**Problem to solve**:
Write every entry out again exactly, please, and skip the pictures.

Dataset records
● ● ●

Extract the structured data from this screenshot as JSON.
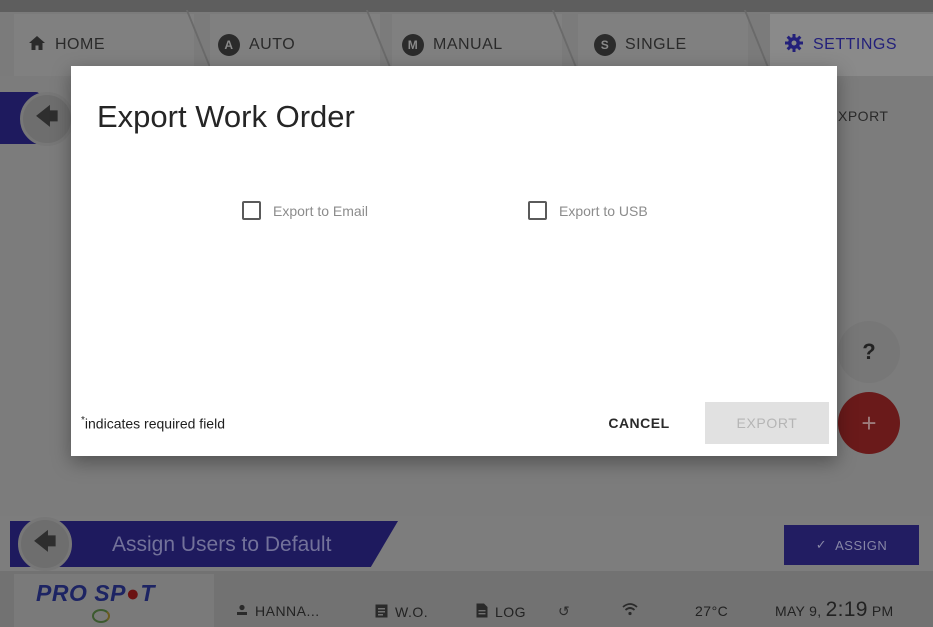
{
  "tabs": [
    {
      "label": "HOME",
      "icon": "home-icon"
    },
    {
      "label": "AUTO",
      "badge": "A",
      "icon": "auto-mode-icon"
    },
    {
      "label": "MANUAL",
      "badge": "M",
      "icon": "manual-mode-icon"
    },
    {
      "label": "SINGLE",
      "badge": "S",
      "icon": "single-mode-icon"
    },
    {
      "label": "SETTINGS",
      "icon": "gear-icon",
      "active": true
    }
  ],
  "background": {
    "export_label": "XPORT",
    "help_label": "?",
    "add_label": "+",
    "assign_title": "Assign Users to Default",
    "assign_button": "ASSIGN"
  },
  "statusbar": {
    "logo_prefix": "PRO SP",
    "logo_suffix": "T",
    "user": "HANNA...",
    "work_order": "W.O.",
    "log": "LOG",
    "temperature": "27°C",
    "date": "MAY 9,",
    "time": "2:19",
    "ampm": "PM"
  },
  "dialog": {
    "title": "Export Work Order",
    "options": [
      {
        "label": "Export to Email",
        "checked": false
      },
      {
        "label": "Export to USB",
        "checked": false
      }
    ],
    "required_marker": "*",
    "required_note": "indicates required field",
    "cancel_label": "CANCEL",
    "export_label": "EXPORT",
    "export_enabled": false
  },
  "colors": {
    "brand_navy": "#1e1a5e",
    "accent_red": "#c62828",
    "overlay_dim": "#7d7d7d"
  }
}
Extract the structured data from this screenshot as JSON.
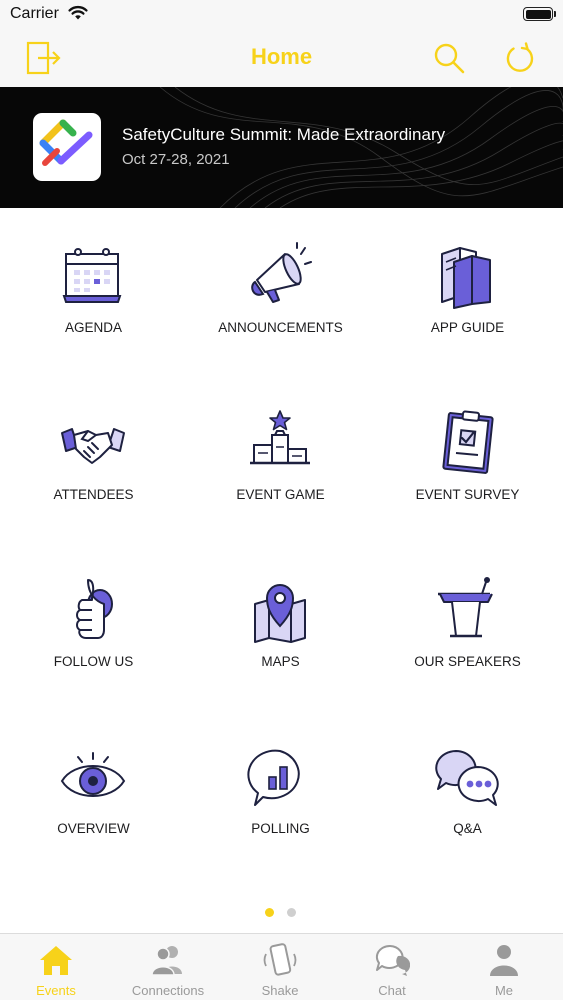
{
  "status_bar": {
    "carrier": "Carrier"
  },
  "nav": {
    "title": "Home"
  },
  "event": {
    "title": "SafetyCulture Summit: Made Extraordinary",
    "dates": "Oct 27-28, 2021"
  },
  "tiles": [
    {
      "label": "AGENDA",
      "icon": "calendar-icon"
    },
    {
      "label": "ANNOUNCEMENTS",
      "icon": "megaphone-icon"
    },
    {
      "label": "APP GUIDE",
      "icon": "book-icon"
    },
    {
      "label": "ATTENDEES",
      "icon": "handshake-icon"
    },
    {
      "label": "EVENT GAME",
      "icon": "podium-star-icon"
    },
    {
      "label": "EVENT SURVEY",
      "icon": "clipboard-icon"
    },
    {
      "label": "FOLLOW US",
      "icon": "thumbs-up-icon"
    },
    {
      "label": "MAPS",
      "icon": "map-pin-icon"
    },
    {
      "label": "OUR SPEAKERS",
      "icon": "lectern-icon"
    },
    {
      "label": "OVERVIEW",
      "icon": "eye-icon"
    },
    {
      "label": "POLLING",
      "icon": "chart-bubble-icon"
    },
    {
      "label": "Q&A",
      "icon": "chat-bubbles-icon"
    }
  ],
  "pager": {
    "current": 1,
    "total": 2
  },
  "tabbar": {
    "items": [
      {
        "label": "Events",
        "icon": "home-icon",
        "active": true
      },
      {
        "label": "Connections",
        "icon": "people-icon",
        "active": false
      },
      {
        "label": "Shake",
        "icon": "phone-shake-icon",
        "active": false
      },
      {
        "label": "Chat",
        "icon": "chat-icon",
        "active": false
      },
      {
        "label": "Me",
        "icon": "person-icon",
        "active": false
      }
    ]
  },
  "colors": {
    "accent": "#f7d21a",
    "icon_purple": "#6a5fd8",
    "icon_stroke": "#1e2140",
    "tab_inactive": "#9a9a9a"
  }
}
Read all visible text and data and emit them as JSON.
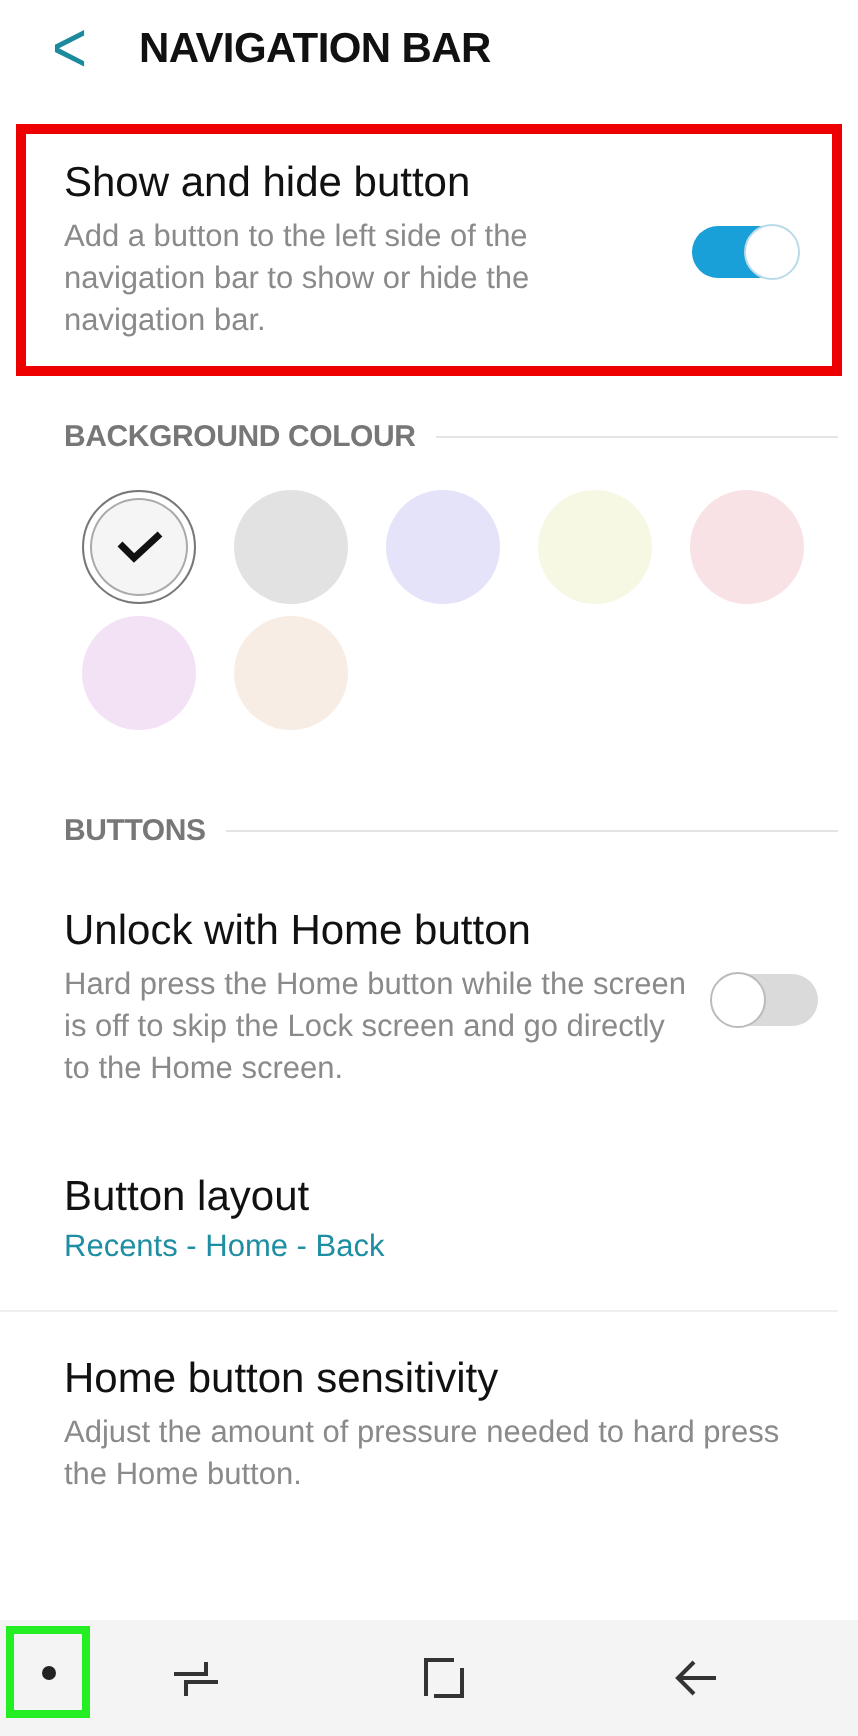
{
  "header": {
    "back": "<",
    "title": "NAVIGATION BAR"
  },
  "highlight_setting": {
    "title": "Show and hide button",
    "description": "Add a button to the left side of the navigation bar to show or hide the navigation bar.",
    "on": true,
    "highlighted": true
  },
  "background_colour": {
    "heading": "BACKGROUND COLOUR",
    "swatches": [
      {
        "color": "#f5f5f5",
        "selected": true
      },
      {
        "color": "#e2e2e2",
        "selected": false
      },
      {
        "color": "#e4e3fa",
        "selected": false
      },
      {
        "color": "#f7f8e4",
        "selected": false
      },
      {
        "color": "#f9e2e5",
        "selected": false
      },
      {
        "color": "#f3e1f6",
        "selected": false
      },
      {
        "color": "#f8ede5",
        "selected": false
      }
    ]
  },
  "buttons_section": {
    "heading": "BUTTONS",
    "items": [
      {
        "kind": "toggle",
        "title": "Unlock with Home button",
        "description": "Hard press the Home button while the screen is off to skip the Lock screen and go directly to the Home screen.",
        "on": false
      },
      {
        "kind": "value",
        "title": "Button layout",
        "value": "Recents - Home - Back"
      },
      {
        "kind": "plain",
        "title": "Home button sensitivity",
        "description": "Adjust the amount of pressure needed to hard press the Home button."
      }
    ]
  },
  "nav_bar": {
    "buttons": [
      {
        "kind": "dot",
        "highlighted": true
      },
      {
        "kind": "recents",
        "highlighted": false
      },
      {
        "kind": "home",
        "highlighted": false
      },
      {
        "kind": "back",
        "highlighted": false
      }
    ]
  }
}
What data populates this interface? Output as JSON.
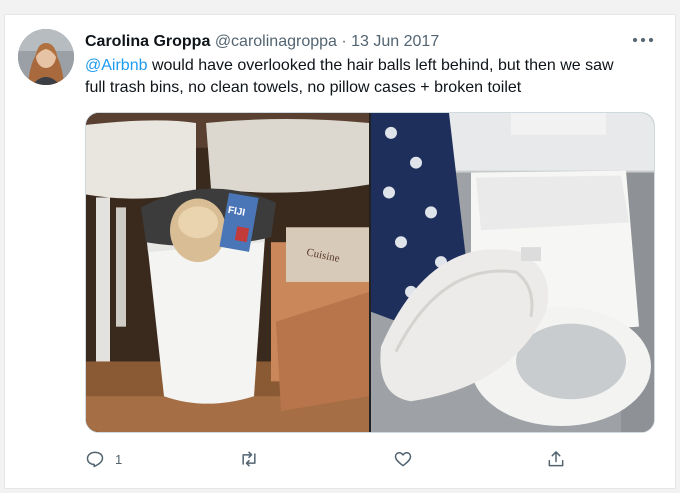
{
  "tweet": {
    "author_name": "Carolina Groppa",
    "handle": "@carolinagroppa",
    "separator": "·",
    "date": "13 Jun 2017",
    "mention": "@Airbnb",
    "text_line1": " would have overlooked the hair balls left behind, but then we saw",
    "text_line2": "full trash bins, no clean towels, no pillow cases + broken toilet"
  },
  "media": {
    "left_photo": {
      "box_print_1": "FIJI",
      "box_print_2": "Cuisine"
    },
    "right_photo": {}
  },
  "actions": {
    "reply_count": "1",
    "icons": [
      "reply-icon",
      "retweet-icon",
      "like-icon",
      "share-icon"
    ]
  },
  "colors": {
    "link": "#1d9bf0",
    "secondary_text": "#536471",
    "primary_text": "#0f1419"
  }
}
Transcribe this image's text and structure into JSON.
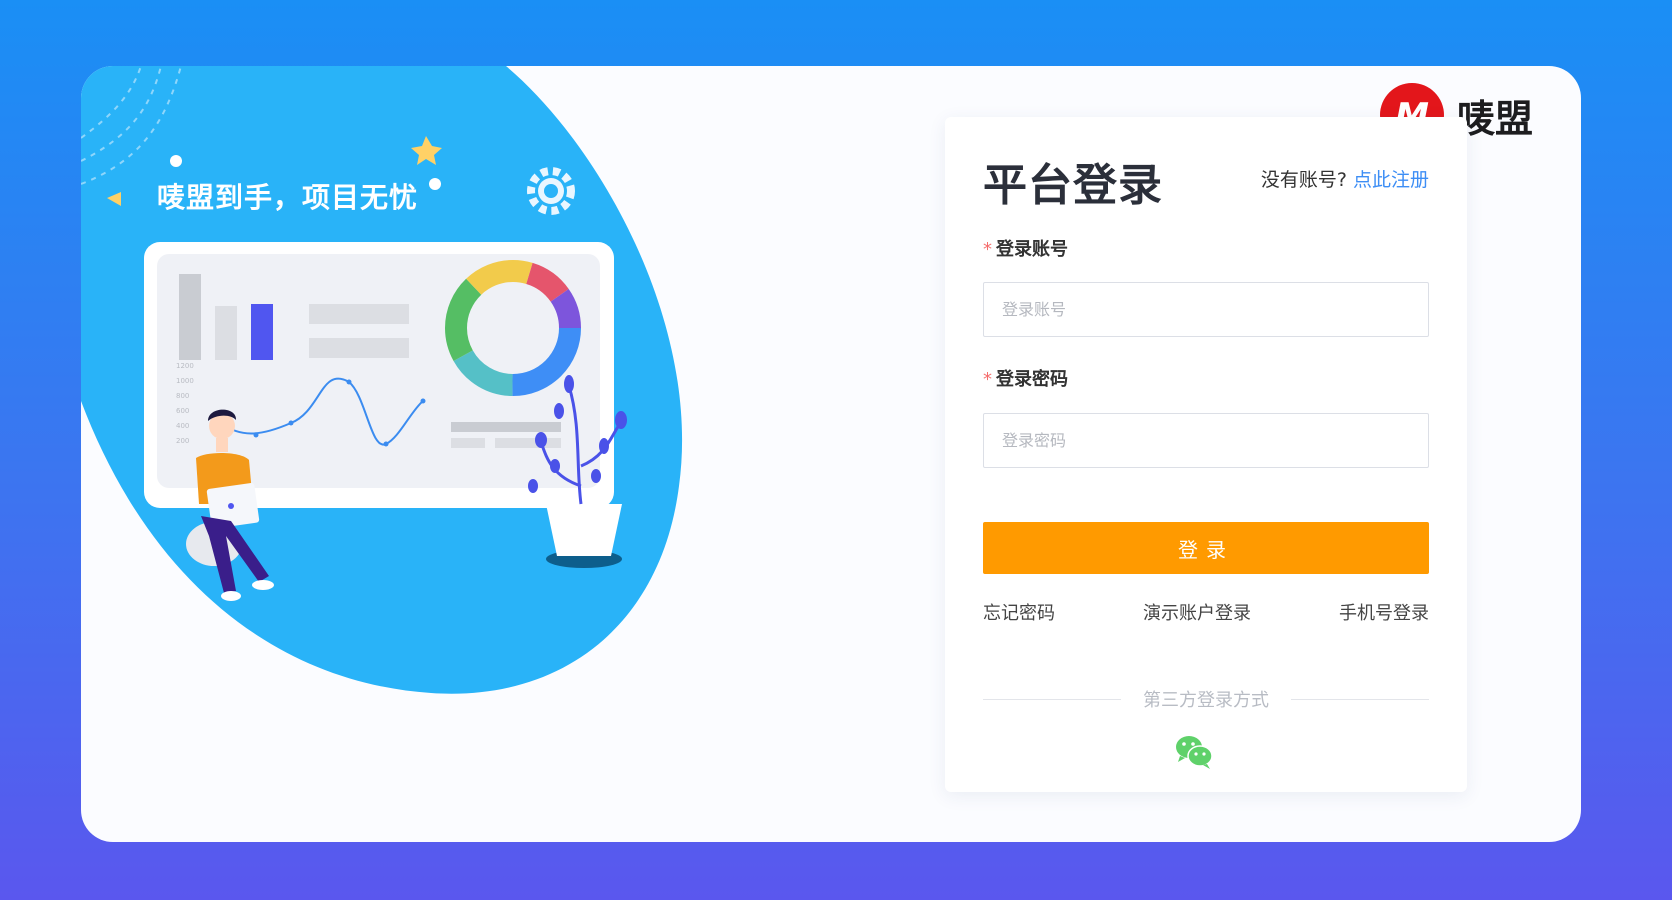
{
  "brand": {
    "name": "唛盟",
    "logo_letter": "M",
    "logo_color": "#e3161b"
  },
  "hero": {
    "slogan": "唛盟到手，项目无忧",
    "accent_color": "#29b3f8"
  },
  "login": {
    "title": "平台登录",
    "register_hint": "没有账号?",
    "register_link": "点此注册",
    "account_label": "登录账号",
    "account_placeholder": "登录账号",
    "account_value": "",
    "password_label": "登录密码",
    "password_placeholder": "登录密码",
    "password_value": "",
    "required_mark": "*",
    "submit_label": "登录",
    "forgot_password": "忘记密码",
    "demo_login": "演示账户登录",
    "phone_login": "手机号登录",
    "third_party_label": "第三方登录方式",
    "third_party_icons": [
      "wechat-icon"
    ],
    "button_color": "#ff9a00",
    "link_color": "#3d8ef5"
  }
}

● ● ●

**Worked solution**:
Extract the structured data from this screenshot as JSON.
{
  "tabs": [
    {
      "label": "HOME",
      "icon": "home-icon"
    },
    {
      "label": "AUTO",
      "badge": "A",
      "icon": "auto-mode-icon"
    },
    {
      "label": "MANUAL",
      "badge": "M",
      "icon": "manual-mode-icon"
    },
    {
      "label": "SINGLE",
      "badge": "S",
      "icon": "single-mode-icon"
    },
    {
      "label": "SETTINGS",
      "icon": "gear-icon",
      "active": true
    }
  ],
  "background": {
    "export_label": "XPORT",
    "help_label": "?",
    "add_label": "+",
    "assign_title": "Assign Users to Default",
    "assign_button": "ASSIGN"
  },
  "statusbar": {
    "logo_prefix": "PRO SP",
    "logo_suffix": "T",
    "user": "HANNA...",
    "work_order": "W.O.",
    "log": "LOG",
    "temperature": "27°C",
    "date": "MAY 9,",
    "time": "2:19",
    "ampm": "PM"
  },
  "dialog": {
    "title": "Export Work Order",
    "options": [
      {
        "label": "Export to Email",
        "checked": false
      },
      {
        "label": "Export to USB",
        "checked": false
      }
    ],
    "required_marker": "*",
    "required_note": "indicates required field",
    "cancel_label": "CANCEL",
    "export_label": "EXPORT",
    "export_enabled": false
  },
  "colors": {
    "brand_navy": "#1e1a5e",
    "accent_red": "#c62828",
    "overlay_dim": "#7d7d7d"
  }
}
Extract the structured data from this screenshot as JSON.
{
  "status_bar": {
    "carrier": "Carrier"
  },
  "nav": {
    "title": "Home"
  },
  "event": {
    "title": "SafetyCulture Summit: Made Extraordinary",
    "dates": "Oct 27-28, 2021"
  },
  "tiles": [
    {
      "label": "AGENDA",
      "icon": "calendar-icon"
    },
    {
      "label": "ANNOUNCEMENTS",
      "icon": "megaphone-icon"
    },
    {
      "label": "APP GUIDE",
      "icon": "book-icon"
    },
    {
      "label": "ATTENDEES",
      "icon": "handshake-icon"
    },
    {
      "label": "EVENT GAME",
      "icon": "podium-star-icon"
    },
    {
      "label": "EVENT SURVEY",
      "icon": "clipboard-icon"
    },
    {
      "label": "FOLLOW US",
      "icon": "thumbs-up-icon"
    },
    {
      "label": "MAPS",
      "icon": "map-pin-icon"
    },
    {
      "label": "OUR SPEAKERS",
      "icon": "lectern-icon"
    },
    {
      "label": "OVERVIEW",
      "icon": "eye-icon"
    },
    {
      "label": "POLLING",
      "icon": "chart-bubble-icon"
    },
    {
      "label": "Q&A",
      "icon": "chat-bubbles-icon"
    }
  ],
  "pager": {
    "current": 1,
    "total": 2
  },
  "tabbar": {
    "items": [
      {
        "label": "Events",
        "icon": "home-icon",
        "active": true
      },
      {
        "label": "Connections",
        "icon": "people-icon",
        "active": false
      },
      {
        "label": "Shake",
        "icon": "phone-shake-icon",
        "active": false
      },
      {
        "label": "Chat",
        "icon": "chat-icon",
        "active": false
      },
      {
        "label": "Me",
        "icon": "person-icon",
        "active": false
      }
    ]
  },
  "colors": {
    "accent": "#f7d21a",
    "icon_purple": "#6a5fd8",
    "icon_stroke": "#1e2140",
    "tab_inactive": "#9a9a9a"
  }
}
Read all visible text and data and emit them as JSON.
{
  "header": {
    "back": "<",
    "title": "NAVIGATION BAR"
  },
  "highlight_setting": {
    "title": "Show and hide button",
    "description": "Add a button to the left side of the navigation bar to show or hide the navigation bar.",
    "on": true,
    "highlighted": true
  },
  "background_colour": {
    "heading": "BACKGROUND COLOUR",
    "swatches": [
      {
        "color": "#f5f5f5",
        "selected": true
      },
      {
        "color": "#e2e2e2",
        "selected": false
      },
      {
        "color": "#e4e3fa",
        "selected": false
      },
      {
        "color": "#f7f8e4",
        "selected": false
      },
      {
        "color": "#f9e2e5",
        "selected": false
      },
      {
        "color": "#f3e1f6",
        "selected": false
      },
      {
        "color": "#f8ede5",
        "selected": false
      }
    ]
  },
  "buttons_section": {
    "heading": "BUTTONS",
    "items": [
      {
        "kind": "toggle",
        "title": "Unlock with Home button",
        "description": "Hard press the Home button while the screen is off to skip the Lock screen and go directly to the Home screen.",
        "on": false
      },
      {
        "kind": "value",
        "title": "Button layout",
        "value": "Recents - Home - Back"
      },
      {
        "kind": "plain",
        "title": "Home button sensitivity",
        "description": "Adjust the amount of pressure needed to hard press the Home button."
      }
    ]
  },
  "nav_bar": {
    "buttons": [
      {
        "kind": "dot",
        "highlighted": true
      },
      {
        "kind": "recents",
        "highlighted": false
      },
      {
        "kind": "home",
        "highlighted": false
      },
      {
        "kind": "back",
        "highlighted": false
      }
    ]
  }
}
What data populates this interface? Output as JSON.
{
  "tweet": {
    "author_name": "Carolina Groppa",
    "handle": "@carolinagroppa",
    "separator": "·",
    "date": "13 Jun 2017",
    "mention": "@Airbnb",
    "text_line1": " would have overlooked the hair balls left behind, but then we saw",
    "text_line2": "full trash bins, no clean towels, no pillow cases + broken toilet"
  },
  "media": {
    "left_photo": {
      "box_print_1": "FIJI",
      "box_print_2": "Cuisine"
    },
    "right_photo": {}
  },
  "actions": {
    "reply_count": "1",
    "icons": [
      "reply-icon",
      "retweet-icon",
      "like-icon",
      "share-icon"
    ]
  },
  "colors": {
    "link": "#1d9bf0",
    "secondary_text": "#536471",
    "primary_text": "#0f1419"
  }
}
Transcribe this image's text and structure into JSON.
{
  "brand": {
    "name": "唛盟",
    "logo_letter": "M",
    "logo_color": "#e3161b"
  },
  "hero": {
    "slogan": "唛盟到手，项目无忧",
    "accent_color": "#29b3f8"
  },
  "login": {
    "title": "平台登录",
    "register_hint": "没有账号?",
    "register_link": "点此注册",
    "account_label": "登录账号",
    "account_placeholder": "登录账号",
    "account_value": "",
    "password_label": "登录密码",
    "password_placeholder": "登录密码",
    "password_value": "",
    "required_mark": "*",
    "submit_label": "登录",
    "forgot_password": "忘记密码",
    "demo_login": "演示账户登录",
    "phone_login": "手机号登录",
    "third_party_label": "第三方登录方式",
    "third_party_icons": [
      "wechat-icon"
    ],
    "button_color": "#ff9a00",
    "link_color": "#3d8ef5"
  }
}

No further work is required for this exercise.